WHAT IS EXPECTED |
Below are the records; collect from them each line containing the string "SRMTID".

· · · ·

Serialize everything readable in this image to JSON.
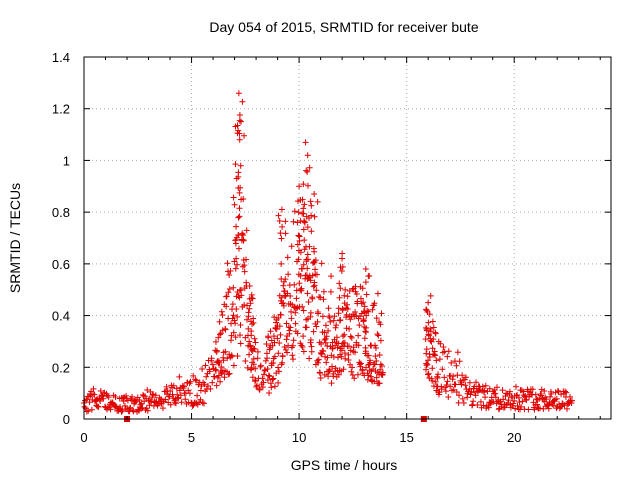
{
  "chart_data": {
    "type": "scatter",
    "title": "Day 054 of 2015, SRMTID for receiver bute",
    "xlabel": "GPS time / hours",
    "ylabel": "SRMTID / TECUs",
    "xlim": [
      0,
      24.5
    ],
    "ylim": [
      0,
      1.4
    ],
    "x_ticks": [
      "0",
      "5",
      "10",
      "15",
      "20"
    ],
    "y_ticks": [
      "0",
      "0.2",
      "0.4",
      "0.6",
      "0.8",
      "1",
      "1.2",
      "1.4"
    ],
    "grid": true,
    "series_color": "#e00000",
    "marker": "plus",
    "series": [
      {
        "name": "SRMTID",
        "profile_x": [
          0,
          0.5,
          1,
          1.5,
          2,
          2.5,
          3,
          3.5,
          4,
          4.5,
          5,
          5.5,
          6,
          6.5,
          7,
          7.3,
          7.6,
          8,
          8.5,
          9,
          9.5,
          10,
          10.5,
          11,
          11.5,
          12,
          12.5,
          13,
          13.5,
          13.9,
          15.9,
          16.5,
          17,
          17.5,
          18,
          19,
          20,
          21,
          22,
          22.7
        ],
        "profile_y": [
          0.05,
          0.09,
          0.07,
          0.06,
          0.06,
          0.06,
          0.07,
          0.08,
          0.09,
          0.09,
          0.1,
          0.12,
          0.18,
          0.3,
          0.45,
          0.55,
          0.4,
          0.2,
          0.2,
          0.3,
          0.45,
          0.6,
          0.5,
          0.35,
          0.3,
          0.3,
          0.35,
          0.35,
          0.3,
          0.3,
          0.3,
          0.2,
          0.18,
          0.12,
          0.1,
          0.08,
          0.08,
          0.08,
          0.08,
          0.08
        ],
        "peaks": [
          {
            "x": 7.2,
            "y": 1.26
          },
          {
            "x": 7.3,
            "y": 1.15
          },
          {
            "x": 7.1,
            "y": 0.93
          },
          {
            "x": 10.3,
            "y": 1.07
          },
          {
            "x": 10.4,
            "y": 1.02
          },
          {
            "x": 10.0,
            "y": 0.9
          },
          {
            "x": 10.7,
            "y": 0.87
          },
          {
            "x": 9.2,
            "y": 0.81
          },
          {
            "x": 12.0,
            "y": 0.64
          },
          {
            "x": 13.1,
            "y": 0.58
          },
          {
            "x": 16.0,
            "y": 0.45
          },
          {
            "x": 7.8,
            "y": 0.48
          }
        ],
        "gap": [
          13.9,
          15.9
        ]
      }
    ],
    "zero_markers": [
      {
        "x": 2.0,
        "y": 0
      },
      {
        "x": 15.8,
        "y": 0
      }
    ]
  }
}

· · · ·

RESULT OF THE EXERCISE |
    "title": "Day 054 of 2015, SRMTID for receiver bute",
    "ylabel": "SRMTID / TECUs",
        "name": "SRMTID",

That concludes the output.